▸ EXERCISE: Work out how many lines of the records hold the string "text", and reply with that number alone.
___ ENTRIES PROVIDED
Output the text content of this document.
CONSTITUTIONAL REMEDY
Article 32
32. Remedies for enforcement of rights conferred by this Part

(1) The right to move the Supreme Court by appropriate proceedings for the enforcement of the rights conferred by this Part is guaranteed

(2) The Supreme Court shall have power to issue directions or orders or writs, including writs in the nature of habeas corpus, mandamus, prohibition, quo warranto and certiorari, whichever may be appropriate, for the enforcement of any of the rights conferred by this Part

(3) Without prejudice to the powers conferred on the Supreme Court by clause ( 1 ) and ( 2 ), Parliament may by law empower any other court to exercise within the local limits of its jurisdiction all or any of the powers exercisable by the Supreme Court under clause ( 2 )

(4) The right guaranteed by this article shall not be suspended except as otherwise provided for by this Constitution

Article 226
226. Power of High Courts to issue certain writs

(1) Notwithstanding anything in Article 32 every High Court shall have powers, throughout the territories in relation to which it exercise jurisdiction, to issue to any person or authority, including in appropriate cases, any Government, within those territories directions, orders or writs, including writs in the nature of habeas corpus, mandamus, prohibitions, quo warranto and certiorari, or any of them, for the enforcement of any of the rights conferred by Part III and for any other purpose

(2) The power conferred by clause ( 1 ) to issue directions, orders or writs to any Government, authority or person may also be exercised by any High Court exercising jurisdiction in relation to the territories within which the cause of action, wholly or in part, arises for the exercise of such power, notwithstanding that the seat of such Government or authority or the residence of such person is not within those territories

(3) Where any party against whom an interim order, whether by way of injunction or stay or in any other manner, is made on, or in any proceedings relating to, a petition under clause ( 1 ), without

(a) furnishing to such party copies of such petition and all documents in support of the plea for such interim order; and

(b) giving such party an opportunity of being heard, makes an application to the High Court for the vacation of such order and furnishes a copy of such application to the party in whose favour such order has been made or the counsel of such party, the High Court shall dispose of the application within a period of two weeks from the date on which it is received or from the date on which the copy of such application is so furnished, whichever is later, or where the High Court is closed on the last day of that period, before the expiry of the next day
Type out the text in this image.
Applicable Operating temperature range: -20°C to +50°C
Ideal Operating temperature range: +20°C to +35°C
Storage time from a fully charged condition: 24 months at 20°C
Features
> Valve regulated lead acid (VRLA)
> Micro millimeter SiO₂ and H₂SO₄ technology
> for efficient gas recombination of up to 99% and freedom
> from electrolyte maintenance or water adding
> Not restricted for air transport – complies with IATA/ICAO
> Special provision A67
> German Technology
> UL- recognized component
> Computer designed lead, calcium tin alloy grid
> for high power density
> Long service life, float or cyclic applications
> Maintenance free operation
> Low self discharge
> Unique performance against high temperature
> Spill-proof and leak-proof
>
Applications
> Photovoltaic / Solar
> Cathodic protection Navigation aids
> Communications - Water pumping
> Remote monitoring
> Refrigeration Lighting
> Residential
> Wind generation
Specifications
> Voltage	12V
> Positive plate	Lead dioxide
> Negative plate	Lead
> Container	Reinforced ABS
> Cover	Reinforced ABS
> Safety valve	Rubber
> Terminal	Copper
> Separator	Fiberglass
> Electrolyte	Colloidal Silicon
______
▸ FULL OUTPUT: 2